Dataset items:
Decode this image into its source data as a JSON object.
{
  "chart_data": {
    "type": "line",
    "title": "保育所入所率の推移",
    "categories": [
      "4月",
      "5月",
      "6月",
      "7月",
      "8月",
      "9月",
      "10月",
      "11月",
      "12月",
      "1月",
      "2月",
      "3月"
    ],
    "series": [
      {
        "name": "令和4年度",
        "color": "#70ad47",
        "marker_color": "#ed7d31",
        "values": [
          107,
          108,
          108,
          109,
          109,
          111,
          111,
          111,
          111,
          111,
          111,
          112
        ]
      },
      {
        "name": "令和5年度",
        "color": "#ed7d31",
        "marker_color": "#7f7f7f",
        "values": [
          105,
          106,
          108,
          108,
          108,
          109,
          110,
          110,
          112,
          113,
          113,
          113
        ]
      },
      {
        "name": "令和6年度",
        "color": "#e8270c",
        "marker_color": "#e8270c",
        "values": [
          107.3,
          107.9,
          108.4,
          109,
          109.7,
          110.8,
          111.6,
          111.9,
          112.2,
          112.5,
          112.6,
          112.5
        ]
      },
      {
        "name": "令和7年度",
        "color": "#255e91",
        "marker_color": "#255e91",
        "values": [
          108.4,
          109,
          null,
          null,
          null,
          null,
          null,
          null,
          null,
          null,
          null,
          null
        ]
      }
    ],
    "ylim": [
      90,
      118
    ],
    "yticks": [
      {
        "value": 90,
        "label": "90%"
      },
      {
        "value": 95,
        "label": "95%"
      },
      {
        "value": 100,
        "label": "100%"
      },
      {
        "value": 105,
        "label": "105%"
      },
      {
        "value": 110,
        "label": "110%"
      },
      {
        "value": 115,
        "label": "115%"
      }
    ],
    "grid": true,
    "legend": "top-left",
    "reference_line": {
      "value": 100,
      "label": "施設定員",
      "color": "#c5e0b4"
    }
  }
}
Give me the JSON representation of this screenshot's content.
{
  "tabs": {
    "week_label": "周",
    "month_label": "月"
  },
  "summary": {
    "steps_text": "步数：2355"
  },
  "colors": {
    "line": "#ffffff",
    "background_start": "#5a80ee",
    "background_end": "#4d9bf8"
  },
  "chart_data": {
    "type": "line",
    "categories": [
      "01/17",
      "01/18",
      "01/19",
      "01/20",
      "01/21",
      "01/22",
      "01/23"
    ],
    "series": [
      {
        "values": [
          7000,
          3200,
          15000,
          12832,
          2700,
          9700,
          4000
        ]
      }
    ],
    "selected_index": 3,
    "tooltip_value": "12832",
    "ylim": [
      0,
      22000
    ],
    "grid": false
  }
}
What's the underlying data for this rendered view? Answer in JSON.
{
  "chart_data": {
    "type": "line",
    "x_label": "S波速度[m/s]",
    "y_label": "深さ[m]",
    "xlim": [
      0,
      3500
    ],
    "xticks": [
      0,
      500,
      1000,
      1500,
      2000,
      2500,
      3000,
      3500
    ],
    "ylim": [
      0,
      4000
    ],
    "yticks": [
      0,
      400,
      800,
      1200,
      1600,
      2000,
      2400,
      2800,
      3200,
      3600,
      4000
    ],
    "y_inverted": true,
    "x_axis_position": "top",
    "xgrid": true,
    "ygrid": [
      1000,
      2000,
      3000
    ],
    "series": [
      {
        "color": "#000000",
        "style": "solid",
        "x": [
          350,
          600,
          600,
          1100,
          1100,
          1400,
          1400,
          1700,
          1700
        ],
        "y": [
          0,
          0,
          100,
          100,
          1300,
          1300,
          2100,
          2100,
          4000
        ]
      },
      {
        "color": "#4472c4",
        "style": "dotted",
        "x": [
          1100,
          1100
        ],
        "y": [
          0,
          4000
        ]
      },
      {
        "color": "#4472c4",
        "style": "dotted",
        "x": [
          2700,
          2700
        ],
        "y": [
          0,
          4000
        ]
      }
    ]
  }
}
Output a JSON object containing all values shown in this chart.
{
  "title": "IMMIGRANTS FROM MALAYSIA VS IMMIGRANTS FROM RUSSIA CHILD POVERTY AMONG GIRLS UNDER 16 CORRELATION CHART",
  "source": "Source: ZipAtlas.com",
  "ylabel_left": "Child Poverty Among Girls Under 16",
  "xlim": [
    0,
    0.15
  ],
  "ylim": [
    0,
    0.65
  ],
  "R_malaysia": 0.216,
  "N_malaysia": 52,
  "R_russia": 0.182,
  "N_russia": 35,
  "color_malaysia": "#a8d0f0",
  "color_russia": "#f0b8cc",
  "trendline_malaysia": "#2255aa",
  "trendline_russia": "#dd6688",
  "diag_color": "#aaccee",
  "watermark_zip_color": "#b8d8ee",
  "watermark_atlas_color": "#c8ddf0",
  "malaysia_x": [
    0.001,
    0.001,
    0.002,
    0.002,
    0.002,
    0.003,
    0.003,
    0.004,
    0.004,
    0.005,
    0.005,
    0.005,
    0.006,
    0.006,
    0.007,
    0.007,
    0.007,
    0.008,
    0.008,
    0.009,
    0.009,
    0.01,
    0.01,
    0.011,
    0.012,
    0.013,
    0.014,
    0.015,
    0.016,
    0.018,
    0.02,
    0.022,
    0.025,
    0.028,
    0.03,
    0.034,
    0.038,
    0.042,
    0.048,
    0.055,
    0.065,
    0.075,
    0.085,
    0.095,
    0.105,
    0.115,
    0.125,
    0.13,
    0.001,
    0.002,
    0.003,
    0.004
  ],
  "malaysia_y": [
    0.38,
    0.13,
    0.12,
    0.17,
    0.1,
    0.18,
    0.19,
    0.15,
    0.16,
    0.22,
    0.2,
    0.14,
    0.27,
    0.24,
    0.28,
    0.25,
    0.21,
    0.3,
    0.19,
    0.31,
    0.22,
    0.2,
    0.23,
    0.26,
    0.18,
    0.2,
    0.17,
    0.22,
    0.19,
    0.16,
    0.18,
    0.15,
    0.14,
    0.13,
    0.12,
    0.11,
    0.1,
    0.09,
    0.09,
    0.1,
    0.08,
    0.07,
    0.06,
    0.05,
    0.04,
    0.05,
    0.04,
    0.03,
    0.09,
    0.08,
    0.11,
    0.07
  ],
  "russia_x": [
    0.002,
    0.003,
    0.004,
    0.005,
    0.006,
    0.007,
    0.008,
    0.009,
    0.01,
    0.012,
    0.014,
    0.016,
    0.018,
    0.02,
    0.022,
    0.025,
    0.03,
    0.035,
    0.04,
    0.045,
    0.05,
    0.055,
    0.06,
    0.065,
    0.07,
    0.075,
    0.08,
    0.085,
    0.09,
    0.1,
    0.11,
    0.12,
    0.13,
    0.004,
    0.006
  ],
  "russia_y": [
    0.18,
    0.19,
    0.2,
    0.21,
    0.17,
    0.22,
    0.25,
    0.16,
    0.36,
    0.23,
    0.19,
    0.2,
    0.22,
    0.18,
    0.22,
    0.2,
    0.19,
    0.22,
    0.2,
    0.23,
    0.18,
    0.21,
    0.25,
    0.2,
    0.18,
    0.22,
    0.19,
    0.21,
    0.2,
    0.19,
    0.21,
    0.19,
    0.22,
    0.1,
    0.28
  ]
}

Set exercise: Generate an exact reproduction of all entries.

Correct output:
Decode this image into its source data as a JSON object.
{
  "chart_data": {
    "type": "line",
    "title": "保育所入所率の推移",
    "categories": [
      "4月",
      "5月",
      "6月",
      "7月",
      "8月",
      "9月",
      "10月",
      "11月",
      "12月",
      "1月",
      "2月",
      "3月"
    ],
    "series": [
      {
        "name": "令和4年度",
        "color": "#70ad47",
        "marker_color": "#ed7d31",
        "values": [
          107,
          108,
          108,
          109,
          109,
          111,
          111,
          111,
          111,
          111,
          111,
          112
        ]
      },
      {
        "name": "令和5年度",
        "color": "#ed7d31",
        "marker_color": "#7f7f7f",
        "values": [
          105,
          106,
          108,
          108,
          108,
          109,
          110,
          110,
          112,
          113,
          113,
          113
        ]
      },
      {
        "name": "令和6年度",
        "color": "#e8270c",
        "marker_color": "#e8270c",
        "values": [
          107.3,
          107.9,
          108.4,
          109,
          109.7,
          110.8,
          111.6,
          111.9,
          112.2,
          112.5,
          112.6,
          112.5
        ]
      },
      {
        "name": "令和7年度",
        "color": "#255e91",
        "marker_color": "#255e91",
        "values": [
          108.4,
          109,
          null,
          null,
          null,
          null,
          null,
          null,
          null,
          null,
          null,
          null
        ]
      }
    ],
    "ylim": [
      90,
      118
    ],
    "yticks": [
      {
        "value": 90,
        "label": "90%"
      },
      {
        "value": 95,
        "label": "95%"
      },
      {
        "value": 100,
        "label": "100%"
      },
      {
        "value": 105,
        "label": "105%"
      },
      {
        "value": 110,
        "label": "110%"
      },
      {
        "value": 115,
        "label": "115%"
      }
    ],
    "grid": true,
    "legend": "top-left",
    "reference_line": {
      "value": 100,
      "label": "施設定員",
      "color": "#c5e0b4"
    }
  }
}
Give me the JSON representation of this screenshot's content.
{
  "tabs": {
    "week_label": "周",
    "month_label": "月"
  },
  "summary": {
    "steps_text": "步数：2355"
  },
  "colors": {
    "line": "#ffffff",
    "background_start": "#5a80ee",
    "background_end": "#4d9bf8"
  },
  "chart_data": {
    "type": "line",
    "categories": [
      "01/17",
      "01/18",
      "01/19",
      "01/20",
      "01/21",
      "01/22",
      "01/23"
    ],
    "series": [
      {
        "values": [
          7000,
          3200,
          15000,
          12832,
          2700,
          9700,
          4000
        ]
      }
    ],
    "selected_index": 3,
    "tooltip_value": "12832",
    "ylim": [
      0,
      22000
    ],
    "grid": false
  }
}
What's the underlying data for this rendered view? Answer in JSON.
{
  "chart_data": {
    "type": "line",
    "x_label": "S波速度[m/s]",
    "y_label": "深さ[m]",
    "xlim": [
      0,
      3500
    ],
    "xticks": [
      0,
      500,
      1000,
      1500,
      2000,
      2500,
      3000,
      3500
    ],
    "ylim": [
      0,
      4000
    ],
    "yticks": [
      0,
      400,
      800,
      1200,
      1600,
      2000,
      2400,
      2800,
      3200,
      3600,
      4000
    ],
    "y_inverted": true,
    "x_axis_position": "top",
    "xgrid": true,
    "ygrid": [
      1000,
      2000,
      3000
    ],
    "series": [
      {
        "color": "#000000",
        "style": "solid",
        "x": [
          350,
          600,
          600,
          1100,
          1100,
          1400,
          1400,
          1700,
          1700
        ],
        "y": [
          0,
          0,
          100,
          100,
          1300,
          1300,
          2100,
          2100,
          4000
        ]
      },
      {
        "color": "#4472c4",
        "style": "dotted",
        "x": [
          1100,
          1100
        ],
        "y": [
          0,
          4000
        ]
      },
      {
        "color": "#4472c4",
        "style": "dotted",
        "x": [
          2700,
          2700
        ],
        "y": [
          0,
          4000
        ]
      }
    ]
  }
}
Output a JSON object containing all values shown in this chart.
{
  "title": "IMMIGRANTS FROM MALAYSIA VS IMMIGRANTS FROM RUSSIA CHILD POVERTY AMONG GIRLS UNDER 16 CORRELATION CHART",
  "source": "Source: ZipAtlas.com",
  "ylabel_left": "Child Poverty Among Girls Under 16",
  "xlim": [
    0,
    0.15
  ],
  "ylim": [
    0,
    0.65
  ],
  "R_malaysia": 0.216,
  "N_malaysia": 52,
  "R_russia": 0.182,
  "N_russia": 35,
  "color_malaysia": "#a8d0f0",
  "color_russia": "#f0b8cc",
  "trendline_malaysia": "#2255aa",
  "trendline_russia": "#dd6688",
  "diag_color": "#aaccee",
  "watermark_zip_color": "#b8d8ee",
  "watermark_atlas_color": "#c8ddf0",
  "malaysia_x": [
    0.001,
    0.001,
    0.002,
    0.002,
    0.002,
    0.003,
    0.003,
    0.004,
    0.004,
    0.005,
    0.005,
    0.005,
    0.006,
    0.006,
    0.007,
    0.007,
    0.007,
    0.008,
    0.008,
    0.009,
    0.009,
    0.01,
    0.01,
    0.011,
    0.012,
    0.013,
    0.014,
    0.015,
    0.016,
    0.018,
    0.02,
    0.022,
    0.025,
    0.028,
    0.03,
    0.034,
    0.038,
    0.042,
    0.048,
    0.055,
    0.065,
    0.075,
    0.085,
    0.095,
    0.105,
    0.115,
    0.125,
    0.13,
    0.001,
    0.002,
    0.003,
    0.004
  ],
  "malaysia_y": [
    0.38,
    0.13,
    0.12,
    0.17,
    0.1,
    0.18,
    0.19,
    0.15,
    0.16,
    0.22,
    0.2,
    0.14,
    0.27,
    0.24,
    0.28,
    0.25,
    0.21,
    0.3,
    0.19,
    0.31,
    0.22,
    0.2,
    0.23,
    0.26,
    0.18,
    0.2,
    0.17,
    0.22,
    0.19,
    0.16,
    0.18,
    0.15,
    0.14,
    0.13,
    0.12,
    0.11,
    0.1,
    0.09,
    0.09,
    0.1,
    0.08,
    0.07,
    0.06,
    0.05,
    0.04,
    0.05,
    0.04,
    0.03,
    0.09,
    0.08,
    0.11,
    0.07
  ],
  "russia_x": [
    0.002,
    0.003,
    0.004,
    0.005,
    0.006,
    0.007,
    0.008,
    0.009,
    0.01,
    0.012,
    0.014,
    0.016,
    0.018,
    0.02,
    0.022,
    0.025,
    0.03,
    0.035,
    0.04,
    0.045,
    0.05,
    0.055,
    0.06,
    0.065,
    0.07,
    0.075,
    0.08,
    0.085,
    0.09,
    0.1,
    0.11,
    0.12,
    0.13,
    0.004,
    0.006
  ],
  "russia_y": [
    0.18,
    0.19,
    0.2,
    0.21,
    0.17,
    0.22,
    0.25,
    0.16,
    0.36,
    0.23,
    0.19,
    0.2,
    0.22,
    0.18,
    0.22,
    0.2,
    0.19,
    0.22,
    0.2,
    0.23,
    0.18,
    0.21,
    0.25,
    0.2,
    0.18,
    0.22,
    0.19,
    0.21,
    0.2,
    0.19,
    0.21,
    0.19,
    0.22,
    0.1,
    0.28
  ]
}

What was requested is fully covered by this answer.